* TASK MATERIAL *
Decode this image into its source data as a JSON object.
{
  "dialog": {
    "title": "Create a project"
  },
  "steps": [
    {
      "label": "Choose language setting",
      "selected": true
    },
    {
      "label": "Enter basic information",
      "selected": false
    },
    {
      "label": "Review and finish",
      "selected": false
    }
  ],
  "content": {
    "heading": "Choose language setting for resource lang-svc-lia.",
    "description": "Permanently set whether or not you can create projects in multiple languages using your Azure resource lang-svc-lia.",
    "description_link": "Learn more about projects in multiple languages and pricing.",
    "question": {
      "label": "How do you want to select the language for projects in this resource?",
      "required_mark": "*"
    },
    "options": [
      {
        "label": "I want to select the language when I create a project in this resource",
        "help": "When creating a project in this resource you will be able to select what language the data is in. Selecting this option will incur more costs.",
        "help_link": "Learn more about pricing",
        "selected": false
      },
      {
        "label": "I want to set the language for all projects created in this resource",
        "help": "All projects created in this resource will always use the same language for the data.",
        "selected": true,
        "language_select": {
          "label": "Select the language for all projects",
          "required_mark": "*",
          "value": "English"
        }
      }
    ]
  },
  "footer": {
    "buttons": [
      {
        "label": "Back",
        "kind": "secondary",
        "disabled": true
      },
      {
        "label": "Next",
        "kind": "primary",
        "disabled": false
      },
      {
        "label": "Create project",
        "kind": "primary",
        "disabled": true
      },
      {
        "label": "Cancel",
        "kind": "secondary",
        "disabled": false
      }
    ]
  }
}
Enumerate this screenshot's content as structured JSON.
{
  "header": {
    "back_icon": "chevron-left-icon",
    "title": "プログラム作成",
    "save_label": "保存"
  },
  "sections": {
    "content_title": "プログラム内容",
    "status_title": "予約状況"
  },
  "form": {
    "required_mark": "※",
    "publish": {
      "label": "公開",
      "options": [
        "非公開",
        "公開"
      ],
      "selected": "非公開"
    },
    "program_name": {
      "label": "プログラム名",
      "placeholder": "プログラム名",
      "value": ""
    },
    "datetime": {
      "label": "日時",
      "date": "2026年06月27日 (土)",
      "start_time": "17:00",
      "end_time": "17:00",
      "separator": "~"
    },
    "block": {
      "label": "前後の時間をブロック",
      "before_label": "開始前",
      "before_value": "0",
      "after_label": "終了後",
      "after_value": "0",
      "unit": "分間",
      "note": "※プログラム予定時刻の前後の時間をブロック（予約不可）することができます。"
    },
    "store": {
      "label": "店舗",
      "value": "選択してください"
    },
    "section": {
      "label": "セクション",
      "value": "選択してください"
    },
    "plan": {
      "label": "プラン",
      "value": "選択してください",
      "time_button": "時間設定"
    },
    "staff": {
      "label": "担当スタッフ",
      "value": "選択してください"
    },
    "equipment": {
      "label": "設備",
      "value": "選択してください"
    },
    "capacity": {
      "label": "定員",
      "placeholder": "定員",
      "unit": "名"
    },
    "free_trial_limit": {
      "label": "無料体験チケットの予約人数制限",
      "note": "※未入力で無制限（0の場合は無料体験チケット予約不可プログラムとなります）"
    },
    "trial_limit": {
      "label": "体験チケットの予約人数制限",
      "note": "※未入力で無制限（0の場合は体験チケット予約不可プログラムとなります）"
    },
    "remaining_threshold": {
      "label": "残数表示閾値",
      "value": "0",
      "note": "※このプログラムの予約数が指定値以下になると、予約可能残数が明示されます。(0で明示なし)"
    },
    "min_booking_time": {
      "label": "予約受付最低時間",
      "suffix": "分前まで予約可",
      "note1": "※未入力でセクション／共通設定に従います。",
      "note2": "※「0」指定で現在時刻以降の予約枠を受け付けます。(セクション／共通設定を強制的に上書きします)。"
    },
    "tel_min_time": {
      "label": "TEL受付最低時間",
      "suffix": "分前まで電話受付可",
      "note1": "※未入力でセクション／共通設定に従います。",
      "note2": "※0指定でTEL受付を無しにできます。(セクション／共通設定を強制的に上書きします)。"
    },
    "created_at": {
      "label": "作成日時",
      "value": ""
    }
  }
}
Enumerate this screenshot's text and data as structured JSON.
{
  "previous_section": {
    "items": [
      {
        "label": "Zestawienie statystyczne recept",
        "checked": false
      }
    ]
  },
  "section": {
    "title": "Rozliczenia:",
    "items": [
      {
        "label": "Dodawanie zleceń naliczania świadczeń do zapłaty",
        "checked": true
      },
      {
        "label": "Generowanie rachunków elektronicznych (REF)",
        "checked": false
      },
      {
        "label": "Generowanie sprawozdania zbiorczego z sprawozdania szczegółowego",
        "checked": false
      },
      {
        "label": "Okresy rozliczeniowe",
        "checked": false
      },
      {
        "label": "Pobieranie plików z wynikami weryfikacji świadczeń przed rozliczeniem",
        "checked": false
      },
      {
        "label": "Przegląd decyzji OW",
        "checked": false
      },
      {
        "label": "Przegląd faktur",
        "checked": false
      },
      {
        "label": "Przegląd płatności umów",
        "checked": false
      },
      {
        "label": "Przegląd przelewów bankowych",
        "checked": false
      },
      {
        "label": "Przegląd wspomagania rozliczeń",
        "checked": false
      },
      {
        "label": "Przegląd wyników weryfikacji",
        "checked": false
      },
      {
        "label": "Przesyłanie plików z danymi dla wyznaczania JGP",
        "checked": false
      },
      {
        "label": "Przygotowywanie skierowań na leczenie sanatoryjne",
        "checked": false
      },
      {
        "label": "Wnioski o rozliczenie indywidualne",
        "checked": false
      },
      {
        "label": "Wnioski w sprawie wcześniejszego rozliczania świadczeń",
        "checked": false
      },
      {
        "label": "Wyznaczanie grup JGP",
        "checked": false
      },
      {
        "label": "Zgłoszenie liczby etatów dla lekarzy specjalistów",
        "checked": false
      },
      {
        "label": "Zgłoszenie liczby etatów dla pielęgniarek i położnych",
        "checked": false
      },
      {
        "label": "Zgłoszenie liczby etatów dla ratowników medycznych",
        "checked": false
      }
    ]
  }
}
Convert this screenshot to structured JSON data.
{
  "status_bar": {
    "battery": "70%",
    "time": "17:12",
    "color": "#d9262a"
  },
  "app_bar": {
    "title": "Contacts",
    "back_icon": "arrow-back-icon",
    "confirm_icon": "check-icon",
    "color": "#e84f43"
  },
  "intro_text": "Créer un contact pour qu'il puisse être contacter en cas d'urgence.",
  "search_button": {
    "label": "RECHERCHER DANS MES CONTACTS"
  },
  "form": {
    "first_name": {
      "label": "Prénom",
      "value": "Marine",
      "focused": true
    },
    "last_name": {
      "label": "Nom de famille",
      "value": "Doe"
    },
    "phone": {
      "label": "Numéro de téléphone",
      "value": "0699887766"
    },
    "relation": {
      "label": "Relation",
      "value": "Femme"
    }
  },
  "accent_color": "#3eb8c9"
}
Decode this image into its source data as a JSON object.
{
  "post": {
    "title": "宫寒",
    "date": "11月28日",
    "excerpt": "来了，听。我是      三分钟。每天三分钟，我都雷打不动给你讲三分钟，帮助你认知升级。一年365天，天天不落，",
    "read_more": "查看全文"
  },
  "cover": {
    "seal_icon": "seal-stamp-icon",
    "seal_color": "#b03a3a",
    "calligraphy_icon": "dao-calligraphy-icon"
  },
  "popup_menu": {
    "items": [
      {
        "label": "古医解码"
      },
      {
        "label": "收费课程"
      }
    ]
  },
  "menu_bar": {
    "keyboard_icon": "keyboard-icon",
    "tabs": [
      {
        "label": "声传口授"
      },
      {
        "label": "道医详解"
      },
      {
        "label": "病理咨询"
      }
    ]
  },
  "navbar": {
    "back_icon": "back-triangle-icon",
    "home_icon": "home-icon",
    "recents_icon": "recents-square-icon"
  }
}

* TASK TO CARRY OUT *
Copy all lines from the material that contain "multiple".

* WORKED ANSWER *
    "description": "Permanently set whether or not you can create projects in multiple languages using your Azure resource lang-svc-lia.",
    "description_link": "Learn more about projects in multiple languages and pricing.",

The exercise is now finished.